WHAT YOU WILL DO: Write out the material exactly, leaving every picture behind.

start

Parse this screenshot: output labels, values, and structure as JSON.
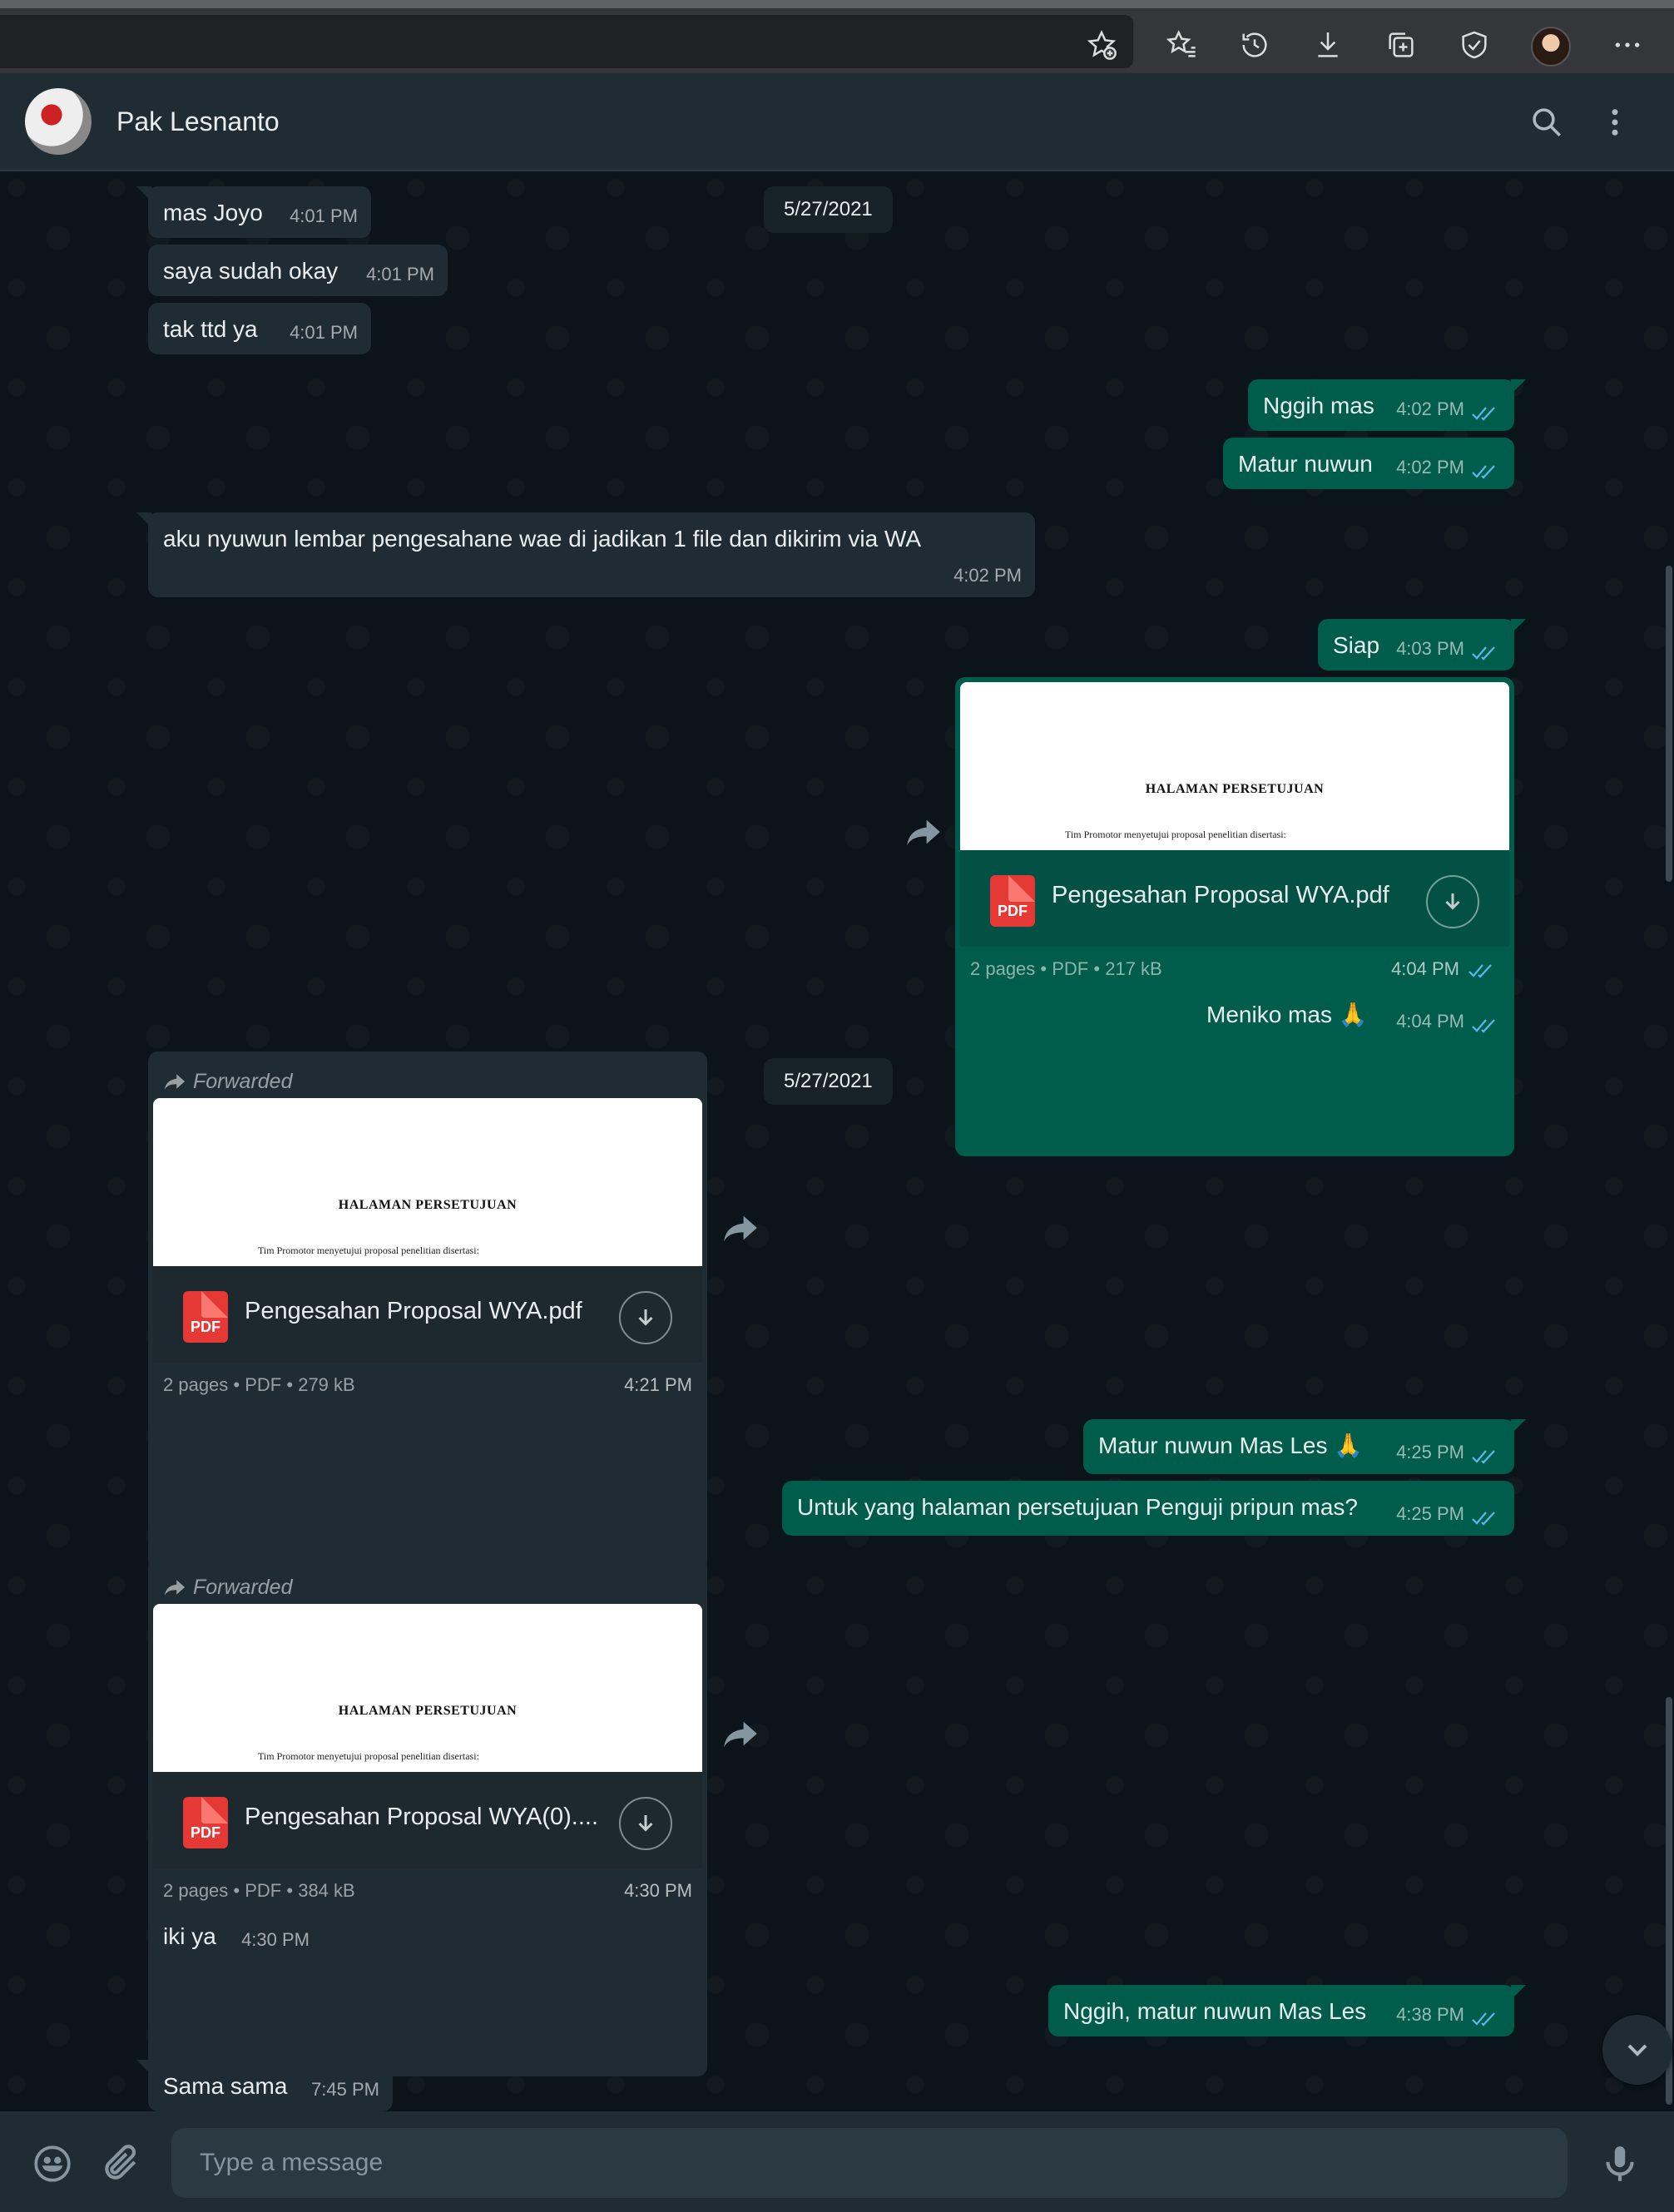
{
  "browser": {
    "icons": [
      "add-favorite-icon",
      "favorites-icon",
      "history-icon",
      "downloads-icon",
      "collections-icon",
      "browser-essentials-icon",
      "profile-avatar",
      "more-icon"
    ]
  },
  "header": {
    "contact_name": "Pak Lesnanto",
    "icons": [
      "search-icon",
      "menu-icon"
    ]
  },
  "colors": {
    "incoming_bubble": "#202c33",
    "outgoing_bubble": "#005c4b",
    "read_ticks": "#53bdeb",
    "background": "#0b141a"
  },
  "messages": [
    {
      "dir": "in",
      "text": "mas Joyo",
      "time": "4:01 PM"
    },
    {
      "dir": "in",
      "text": "saya sudah okay",
      "time": "4:01 PM"
    },
    {
      "dir": "in",
      "text": "tak ttd ya",
      "time": "4:01 PM"
    },
    {
      "dir": "out",
      "text": "Nggih mas",
      "time": "4:02 PM"
    },
    {
      "dir": "out",
      "text": "Matur nuwun",
      "time": "4:02 PM"
    },
    {
      "dir": "in",
      "text": "aku nyuwun lembar pengesahane wae di jadikan 1 file dan dikirim via WA",
      "time": "4:02 PM"
    },
    {
      "dir": "out",
      "text": "Siap",
      "time": "4:03 PM"
    },
    {
      "dir": "out",
      "text": "Meniko mas 🙏",
      "time": "4:04 PM"
    },
    {
      "dir": "out",
      "text": "Matur nuwun Mas Les 🙏",
      "time": "4:25 PM"
    },
    {
      "dir": "out",
      "text": "Untuk yang halaman persetujuan Penguji pripun mas?",
      "time": "4:25 PM"
    },
    {
      "dir": "in",
      "text": "iki ya",
      "time": "4:30 PM"
    },
    {
      "dir": "out",
      "text": "Nggih, matur nuwun Mas Les",
      "time": "4:38 PM"
    },
    {
      "dir": "in",
      "text": "Sama sama",
      "time": "7:45 PM"
    }
  ],
  "documents": [
    {
      "dir": "out",
      "forwarded": false,
      "name": "Pengesahan Proposal WYA.pdf",
      "pages": "2 pages",
      "type": "PDF",
      "size": "217 kB",
      "time": "4:04 PM",
      "preview_title": "HALAMAN PERSETUJUAN",
      "preview_sub": "Tim Promotor menyetujui proposal penelitian disertasi:"
    },
    {
      "dir": "in",
      "forwarded": true,
      "forwarded_label": "Forwarded",
      "name": "Pengesahan Proposal WYA.pdf",
      "pages": "2 pages",
      "type": "PDF",
      "size": "279 kB",
      "time": "4:21 PM",
      "preview_title": "HALAMAN PERSETUJUAN",
      "preview_sub": "Tim Promotor menyetujui proposal penelitian disertasi:"
    },
    {
      "dir": "in",
      "forwarded": true,
      "forwarded_label": "Forwarded",
      "name": "Pengesahan Proposal WYA(0)....",
      "pages": "2 pages",
      "type": "PDF",
      "size": "384 kB",
      "time": "4:30 PM",
      "preview_title": "HALAMAN PERSETUJUAN",
      "preview_sub": "Tim Promotor menyetujui proposal penelitian disertasi:"
    }
  ],
  "pdf_badge": "PDF",
  "meta_separator": "•",
  "date_chips": [
    "5/27/2021",
    "5/27/2021"
  ],
  "footer": {
    "placeholder": "Type a message",
    "icons": [
      "emoji-icon",
      "attach-icon",
      "microphone-icon"
    ]
  }
}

end

OUTPUT OF THE EXERCISE:
Parse this screenshot: output labels, values, and structure as JSON.
{
  "browser": {
    "icons": [
      "add-favorite-icon",
      "favorites-icon",
      "history-icon",
      "downloads-icon",
      "collections-icon",
      "browser-essentials-icon",
      "profile-avatar",
      "more-icon"
    ]
  },
  "header": {
    "contact_name": "Pak Lesnanto",
    "icons": [
      "search-icon",
      "menu-icon"
    ]
  },
  "colors": {
    "incoming_bubble": "#202c33",
    "outgoing_bubble": "#005c4b",
    "read_ticks": "#53bdeb",
    "background": "#0b141a"
  },
  "messages": [
    {
      "dir": "in",
      "text": "mas Joyo",
      "time": "4:01 PM"
    },
    {
      "dir": "in",
      "text": "saya sudah okay",
      "time": "4:01 PM"
    },
    {
      "dir": "in",
      "text": "tak ttd ya",
      "time": "4:01 PM"
    },
    {
      "dir": "out",
      "text": "Nggih mas",
      "time": "4:02 PM"
    },
    {
      "dir": "out",
      "text": "Matur nuwun",
      "time": "4:02 PM"
    },
    {
      "dir": "in",
      "text": "aku nyuwun lembar pengesahane wae di jadikan 1 file dan dikirim via WA",
      "time": "4:02 PM"
    },
    {
      "dir": "out",
      "text": "Siap",
      "time": "4:03 PM"
    },
    {
      "dir": "out",
      "text": "Meniko mas 🙏",
      "time": "4:04 PM"
    },
    {
      "dir": "out",
      "text": "Matur nuwun Mas Les 🙏",
      "time": "4:25 PM"
    },
    {
      "dir": "out",
      "text": "Untuk yang halaman persetujuan Penguji pripun mas?",
      "time": "4:25 PM"
    },
    {
      "dir": "in",
      "text": "iki ya",
      "time": "4:30 PM"
    },
    {
      "dir": "out",
      "text": "Nggih, matur nuwun Mas Les",
      "time": "4:38 PM"
    },
    {
      "dir": "in",
      "text": "Sama sama",
      "time": "7:45 PM"
    }
  ],
  "documents": [
    {
      "dir": "out",
      "forwarded": false,
      "name": "Pengesahan Proposal WYA.pdf",
      "pages": "2 pages",
      "type": "PDF",
      "size": "217 kB",
      "time": "4:04 PM",
      "preview_title": "HALAMAN PERSETUJUAN",
      "preview_sub": "Tim Promotor menyetujui proposal penelitian disertasi:"
    },
    {
      "dir": "in",
      "forwarded": true,
      "forwarded_label": "Forwarded",
      "name": "Pengesahan Proposal WYA.pdf",
      "pages": "2 pages",
      "type": "PDF",
      "size": "279 kB",
      "time": "4:21 PM",
      "preview_title": "HALAMAN PERSETUJUAN",
      "preview_sub": "Tim Promotor menyetujui proposal penelitian disertasi:"
    },
    {
      "dir": "in",
      "forwarded": true,
      "forwarded_label": "Forwarded",
      "name": "Pengesahan Proposal WYA(0)....",
      "pages": "2 pages",
      "type": "PDF",
      "size": "384 kB",
      "time": "4:30 PM",
      "preview_title": "HALAMAN PERSETUJUAN",
      "preview_sub": "Tim Promotor menyetujui proposal penelitian disertasi:"
    }
  ],
  "pdf_badge": "PDF",
  "meta_separator": "•",
  "date_chips": [
    "5/27/2021",
    "5/27/2021"
  ],
  "footer": {
    "placeholder": "Type a message",
    "icons": [
      "emoji-icon",
      "attach-icon",
      "microphone-icon"
    ]
  }
}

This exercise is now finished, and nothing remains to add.